--- BEGIN SUPPLIED DATA ---

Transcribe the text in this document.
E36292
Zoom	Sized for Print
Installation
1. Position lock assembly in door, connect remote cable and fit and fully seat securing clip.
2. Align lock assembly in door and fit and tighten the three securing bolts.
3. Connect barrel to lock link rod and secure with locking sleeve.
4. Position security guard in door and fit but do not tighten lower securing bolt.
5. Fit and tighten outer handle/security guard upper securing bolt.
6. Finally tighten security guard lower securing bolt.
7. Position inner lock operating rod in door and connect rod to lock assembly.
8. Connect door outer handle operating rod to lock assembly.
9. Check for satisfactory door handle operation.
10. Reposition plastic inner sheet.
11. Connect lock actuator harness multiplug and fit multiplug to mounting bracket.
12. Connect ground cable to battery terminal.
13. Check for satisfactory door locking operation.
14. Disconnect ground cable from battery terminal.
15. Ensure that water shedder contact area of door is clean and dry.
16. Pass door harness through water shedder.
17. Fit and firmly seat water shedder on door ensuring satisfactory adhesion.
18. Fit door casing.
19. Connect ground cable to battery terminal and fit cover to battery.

--- END SUPPLIED DATA ---

→ **EXERCISE INSTRUCTIONS**: Extract the listing in its entirety and repeat it exactly.

→ **THE COMPLETED TASK**:
Transcribe the text in this document.
E36292
Zoom	Sized for Print
Installation
1. Position lock assembly in door, connect remote cable and fit and fully seat securing clip.
2. Align lock assembly in door and fit and tighten the three securing bolts.
3. Connect barrel to lock link rod and secure with locking sleeve.
4. Position security guard in door and fit but do not tighten lower securing bolt.
5. Fit and tighten outer handle/security guard upper securing bolt.
6. Finally tighten security guard lower securing bolt.
7. Position inner lock operating rod in door and connect rod to lock assembly.
8. Connect door outer handle operating rod to lock assembly.
9. Check for satisfactory door handle operation.
10. Reposition plastic inner sheet.
11. Connect lock actuator harness multiplug and fit multiplug to mounting bracket.
12. Connect ground cable to battery terminal.
13. Check for satisfactory door locking operation.
14. Disconnect ground cable from battery terminal.
15. Ensure that water shedder contact area of door is clean and dry.
16. Pass door harness through water shedder.
17. Fit and firmly seat water shedder on door ensuring satisfactory adhesion.
18. Fit door casing.
19. Connect ground cable to battery terminal and fit cover to battery.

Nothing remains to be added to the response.